Select all lines in the records that include "obiettivi".
## Start Excerpted data
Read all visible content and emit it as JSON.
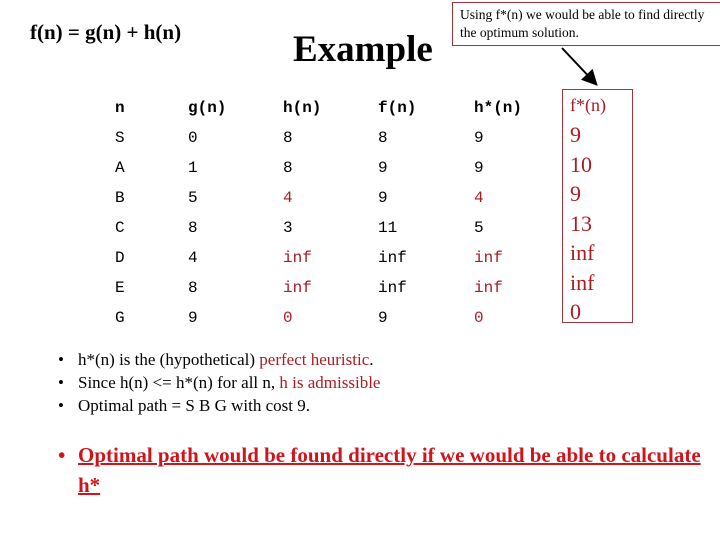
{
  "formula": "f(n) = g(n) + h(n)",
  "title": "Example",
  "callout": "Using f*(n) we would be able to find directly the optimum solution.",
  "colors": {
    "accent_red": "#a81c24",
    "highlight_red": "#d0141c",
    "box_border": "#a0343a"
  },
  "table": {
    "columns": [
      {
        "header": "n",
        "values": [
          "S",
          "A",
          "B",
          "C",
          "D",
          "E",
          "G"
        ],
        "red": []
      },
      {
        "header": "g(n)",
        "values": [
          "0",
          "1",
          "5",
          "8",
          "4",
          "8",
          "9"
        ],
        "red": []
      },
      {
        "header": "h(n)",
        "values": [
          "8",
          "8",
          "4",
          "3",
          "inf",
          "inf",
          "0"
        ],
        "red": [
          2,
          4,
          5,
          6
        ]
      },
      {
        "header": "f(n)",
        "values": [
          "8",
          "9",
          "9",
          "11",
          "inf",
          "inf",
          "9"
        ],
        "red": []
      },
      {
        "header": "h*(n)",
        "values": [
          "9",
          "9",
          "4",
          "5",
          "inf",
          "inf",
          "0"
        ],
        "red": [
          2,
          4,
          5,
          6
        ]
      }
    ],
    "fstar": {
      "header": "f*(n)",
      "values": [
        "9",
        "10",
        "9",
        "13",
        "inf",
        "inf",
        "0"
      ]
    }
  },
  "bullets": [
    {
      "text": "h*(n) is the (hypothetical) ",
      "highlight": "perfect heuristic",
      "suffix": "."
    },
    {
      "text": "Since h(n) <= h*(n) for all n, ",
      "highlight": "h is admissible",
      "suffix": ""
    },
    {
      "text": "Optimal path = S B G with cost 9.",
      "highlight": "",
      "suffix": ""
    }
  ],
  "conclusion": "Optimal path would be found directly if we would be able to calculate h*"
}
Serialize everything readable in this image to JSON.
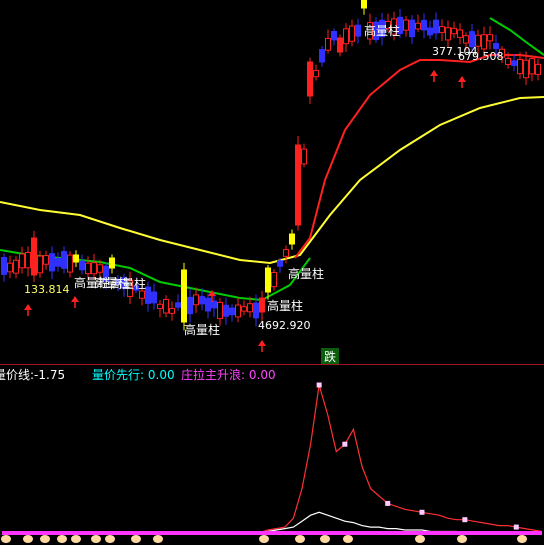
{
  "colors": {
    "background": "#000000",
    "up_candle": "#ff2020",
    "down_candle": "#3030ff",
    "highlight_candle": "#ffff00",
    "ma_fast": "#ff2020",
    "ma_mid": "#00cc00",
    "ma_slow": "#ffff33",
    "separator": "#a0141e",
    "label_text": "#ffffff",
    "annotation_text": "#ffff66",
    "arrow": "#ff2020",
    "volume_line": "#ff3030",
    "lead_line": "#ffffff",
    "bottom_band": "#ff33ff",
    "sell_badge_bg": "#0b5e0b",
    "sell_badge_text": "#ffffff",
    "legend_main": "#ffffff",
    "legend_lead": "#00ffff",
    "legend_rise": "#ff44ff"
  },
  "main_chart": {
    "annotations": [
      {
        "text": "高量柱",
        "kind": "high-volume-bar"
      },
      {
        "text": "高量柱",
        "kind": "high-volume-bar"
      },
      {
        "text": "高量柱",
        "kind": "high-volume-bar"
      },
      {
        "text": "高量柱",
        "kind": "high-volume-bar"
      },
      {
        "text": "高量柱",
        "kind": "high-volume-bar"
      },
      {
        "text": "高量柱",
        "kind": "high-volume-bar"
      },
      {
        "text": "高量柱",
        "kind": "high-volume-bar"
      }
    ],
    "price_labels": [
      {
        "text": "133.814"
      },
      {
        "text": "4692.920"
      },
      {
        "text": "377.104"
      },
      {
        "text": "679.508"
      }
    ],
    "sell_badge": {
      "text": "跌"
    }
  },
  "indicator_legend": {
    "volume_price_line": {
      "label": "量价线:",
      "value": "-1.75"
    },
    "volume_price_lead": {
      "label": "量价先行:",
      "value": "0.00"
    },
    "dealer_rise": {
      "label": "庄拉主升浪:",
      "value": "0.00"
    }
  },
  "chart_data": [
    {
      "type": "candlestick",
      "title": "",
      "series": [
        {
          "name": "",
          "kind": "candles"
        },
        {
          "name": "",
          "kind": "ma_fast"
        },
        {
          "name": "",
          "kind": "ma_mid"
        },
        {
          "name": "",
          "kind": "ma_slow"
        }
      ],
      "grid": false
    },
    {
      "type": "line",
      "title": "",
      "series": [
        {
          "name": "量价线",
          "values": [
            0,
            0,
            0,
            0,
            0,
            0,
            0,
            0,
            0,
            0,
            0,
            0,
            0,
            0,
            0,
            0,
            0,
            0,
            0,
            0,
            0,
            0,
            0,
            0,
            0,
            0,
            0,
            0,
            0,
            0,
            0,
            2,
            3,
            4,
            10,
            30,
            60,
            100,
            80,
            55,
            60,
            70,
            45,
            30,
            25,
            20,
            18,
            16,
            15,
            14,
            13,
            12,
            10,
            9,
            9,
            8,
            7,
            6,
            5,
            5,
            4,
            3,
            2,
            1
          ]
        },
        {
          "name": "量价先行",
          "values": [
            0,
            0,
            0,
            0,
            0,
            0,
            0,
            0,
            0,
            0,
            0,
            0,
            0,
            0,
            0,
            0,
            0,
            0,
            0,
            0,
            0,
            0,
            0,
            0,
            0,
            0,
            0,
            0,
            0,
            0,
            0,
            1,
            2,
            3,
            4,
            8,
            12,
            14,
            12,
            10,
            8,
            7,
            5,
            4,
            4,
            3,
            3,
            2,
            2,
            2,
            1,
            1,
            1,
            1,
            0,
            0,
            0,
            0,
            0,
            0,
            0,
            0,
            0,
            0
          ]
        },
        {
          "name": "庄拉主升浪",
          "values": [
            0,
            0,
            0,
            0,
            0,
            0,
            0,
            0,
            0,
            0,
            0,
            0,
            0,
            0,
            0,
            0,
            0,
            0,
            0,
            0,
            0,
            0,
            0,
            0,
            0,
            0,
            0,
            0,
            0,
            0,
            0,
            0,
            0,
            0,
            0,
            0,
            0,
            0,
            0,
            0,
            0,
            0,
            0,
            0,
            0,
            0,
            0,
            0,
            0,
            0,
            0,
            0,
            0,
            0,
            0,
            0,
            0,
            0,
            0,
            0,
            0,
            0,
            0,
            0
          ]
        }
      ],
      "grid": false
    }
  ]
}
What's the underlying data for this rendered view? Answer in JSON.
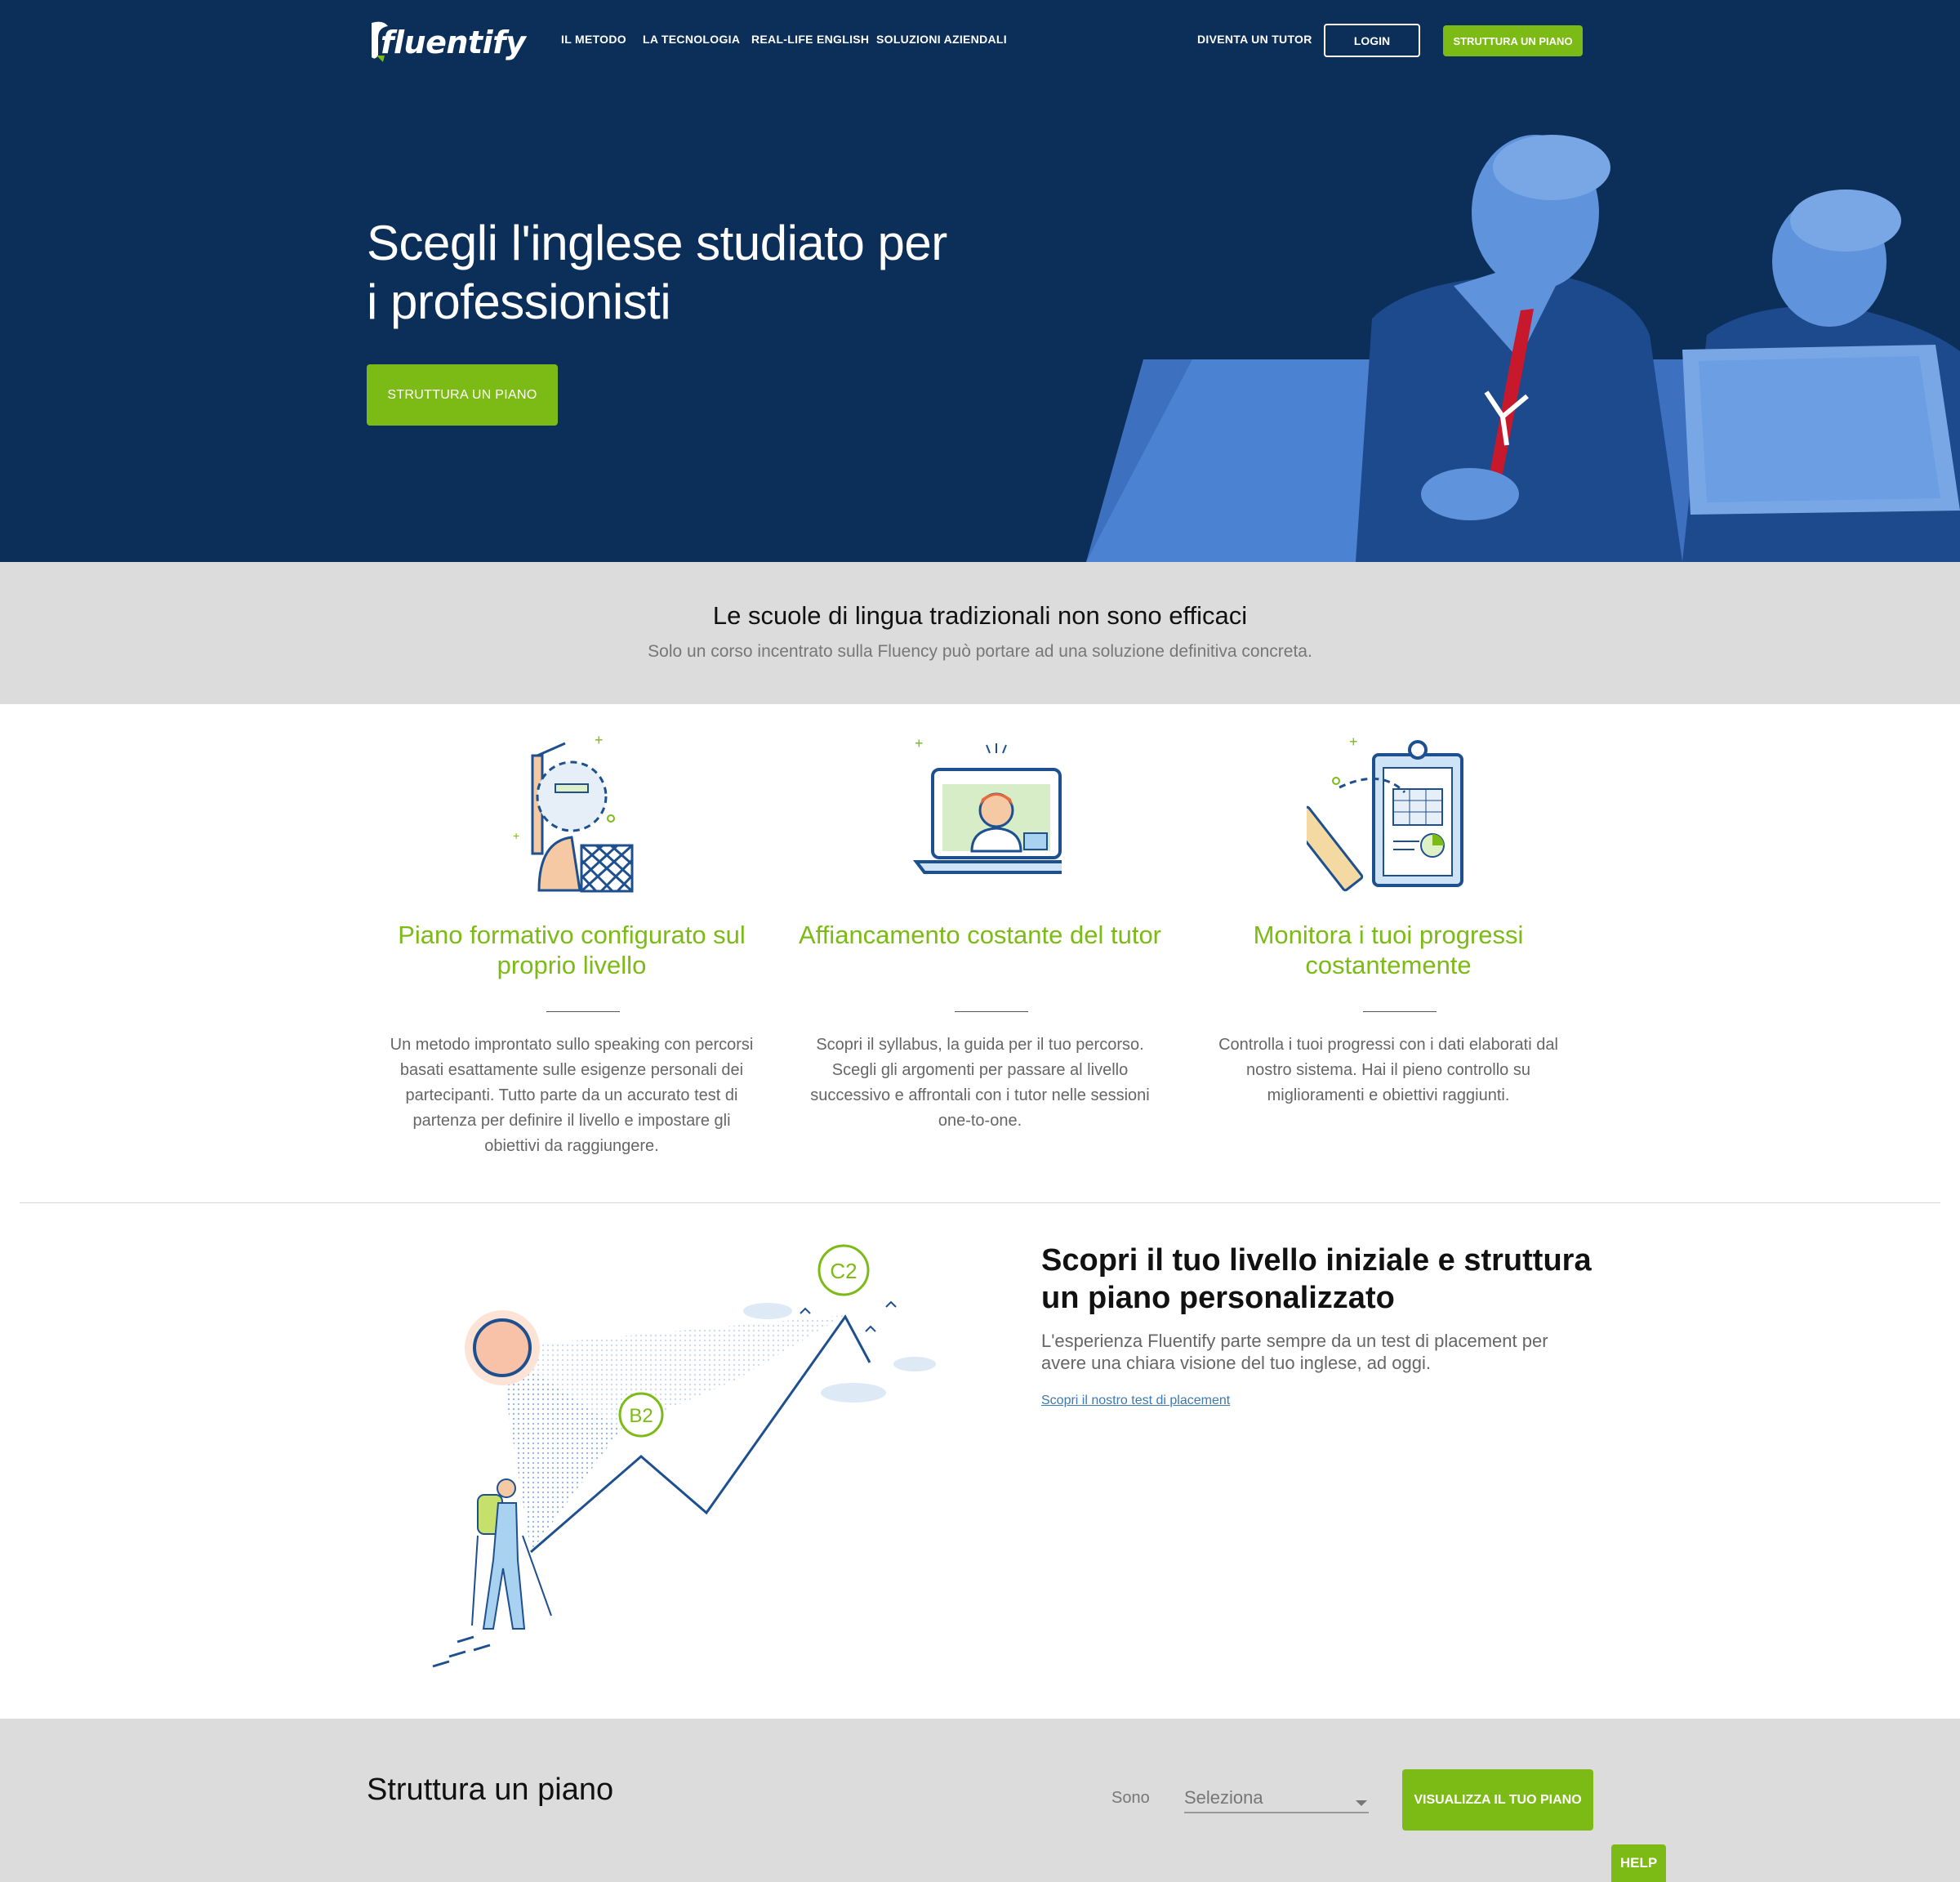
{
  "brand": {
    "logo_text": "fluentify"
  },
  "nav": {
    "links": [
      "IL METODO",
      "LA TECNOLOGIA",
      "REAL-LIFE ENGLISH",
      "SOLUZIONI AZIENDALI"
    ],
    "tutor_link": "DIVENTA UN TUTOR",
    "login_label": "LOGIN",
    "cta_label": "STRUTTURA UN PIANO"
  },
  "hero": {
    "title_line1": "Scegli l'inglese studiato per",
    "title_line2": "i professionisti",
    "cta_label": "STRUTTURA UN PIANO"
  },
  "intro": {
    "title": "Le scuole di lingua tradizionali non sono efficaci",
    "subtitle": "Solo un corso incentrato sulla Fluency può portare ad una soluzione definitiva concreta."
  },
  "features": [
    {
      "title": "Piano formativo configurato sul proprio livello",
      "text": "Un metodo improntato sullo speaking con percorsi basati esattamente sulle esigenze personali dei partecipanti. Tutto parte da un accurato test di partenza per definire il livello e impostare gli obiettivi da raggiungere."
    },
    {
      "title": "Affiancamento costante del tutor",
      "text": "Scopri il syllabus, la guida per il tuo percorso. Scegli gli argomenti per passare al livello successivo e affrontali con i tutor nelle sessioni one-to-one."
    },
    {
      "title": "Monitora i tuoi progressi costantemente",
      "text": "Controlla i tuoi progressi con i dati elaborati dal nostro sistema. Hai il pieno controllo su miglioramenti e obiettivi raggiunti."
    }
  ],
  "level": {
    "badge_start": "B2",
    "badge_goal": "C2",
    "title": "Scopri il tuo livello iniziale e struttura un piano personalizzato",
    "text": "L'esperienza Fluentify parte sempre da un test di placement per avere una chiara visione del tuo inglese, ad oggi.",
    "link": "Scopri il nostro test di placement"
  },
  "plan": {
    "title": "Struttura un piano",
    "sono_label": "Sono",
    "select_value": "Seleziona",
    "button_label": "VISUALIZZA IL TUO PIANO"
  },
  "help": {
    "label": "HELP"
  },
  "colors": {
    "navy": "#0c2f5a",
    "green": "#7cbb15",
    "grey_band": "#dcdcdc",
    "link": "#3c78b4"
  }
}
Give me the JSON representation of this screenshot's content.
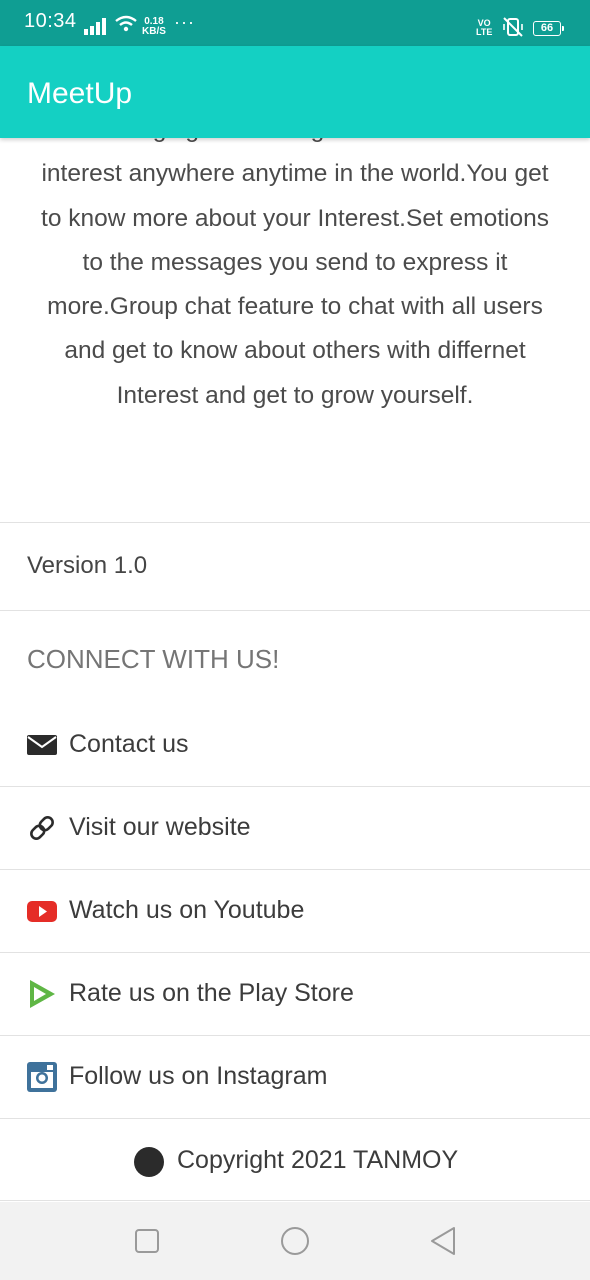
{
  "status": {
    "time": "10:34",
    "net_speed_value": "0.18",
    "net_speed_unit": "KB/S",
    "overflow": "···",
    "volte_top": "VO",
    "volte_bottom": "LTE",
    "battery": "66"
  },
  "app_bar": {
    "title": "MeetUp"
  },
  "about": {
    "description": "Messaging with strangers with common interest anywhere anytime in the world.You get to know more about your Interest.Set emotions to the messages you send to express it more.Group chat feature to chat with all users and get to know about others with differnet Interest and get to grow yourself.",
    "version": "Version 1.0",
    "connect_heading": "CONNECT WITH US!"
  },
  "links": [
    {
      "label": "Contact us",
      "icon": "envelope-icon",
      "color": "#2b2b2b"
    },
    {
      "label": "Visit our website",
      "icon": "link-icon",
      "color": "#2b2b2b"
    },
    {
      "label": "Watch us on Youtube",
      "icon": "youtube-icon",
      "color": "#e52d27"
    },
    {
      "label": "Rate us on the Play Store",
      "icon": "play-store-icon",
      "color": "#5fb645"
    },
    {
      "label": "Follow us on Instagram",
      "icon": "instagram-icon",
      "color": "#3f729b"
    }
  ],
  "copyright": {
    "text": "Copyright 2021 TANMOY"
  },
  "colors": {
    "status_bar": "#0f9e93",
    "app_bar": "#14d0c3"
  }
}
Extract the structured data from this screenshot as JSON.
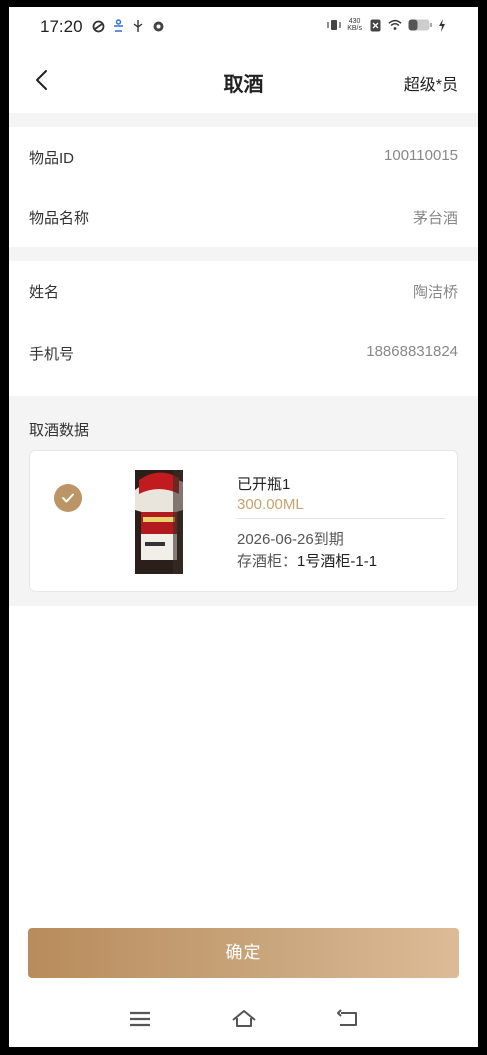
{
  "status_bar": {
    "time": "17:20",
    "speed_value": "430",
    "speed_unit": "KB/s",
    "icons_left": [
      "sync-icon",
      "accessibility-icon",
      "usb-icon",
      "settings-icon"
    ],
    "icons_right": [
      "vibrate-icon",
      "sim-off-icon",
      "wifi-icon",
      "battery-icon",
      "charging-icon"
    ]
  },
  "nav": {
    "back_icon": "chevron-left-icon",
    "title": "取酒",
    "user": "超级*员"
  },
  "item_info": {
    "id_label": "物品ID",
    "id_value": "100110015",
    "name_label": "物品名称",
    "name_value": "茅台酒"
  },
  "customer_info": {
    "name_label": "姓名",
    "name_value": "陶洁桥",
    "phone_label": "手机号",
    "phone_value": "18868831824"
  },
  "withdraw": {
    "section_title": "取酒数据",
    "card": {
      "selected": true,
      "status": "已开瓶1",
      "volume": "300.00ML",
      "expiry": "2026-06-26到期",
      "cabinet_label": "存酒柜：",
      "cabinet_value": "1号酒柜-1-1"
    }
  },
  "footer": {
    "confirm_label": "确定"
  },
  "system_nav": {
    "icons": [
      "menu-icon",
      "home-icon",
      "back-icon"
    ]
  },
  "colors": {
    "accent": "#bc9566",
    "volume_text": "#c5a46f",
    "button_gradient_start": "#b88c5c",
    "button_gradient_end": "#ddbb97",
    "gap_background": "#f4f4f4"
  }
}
## End Excerpted data
### [Exercise answer]
      "text": "Un metodo improntato sullo speaking con percorsi basati esattamente sulle esigenze personali dei partecipanti. Tutto parte da un accurato test di partenza per definire il livello e impostare gli obiettivi da raggiungere."
      "text": "Controlla i tuoi progressi con i dati elaborati dal nostro sistema. Hai il pieno controllo su miglioramenti e obiettivi raggiunti."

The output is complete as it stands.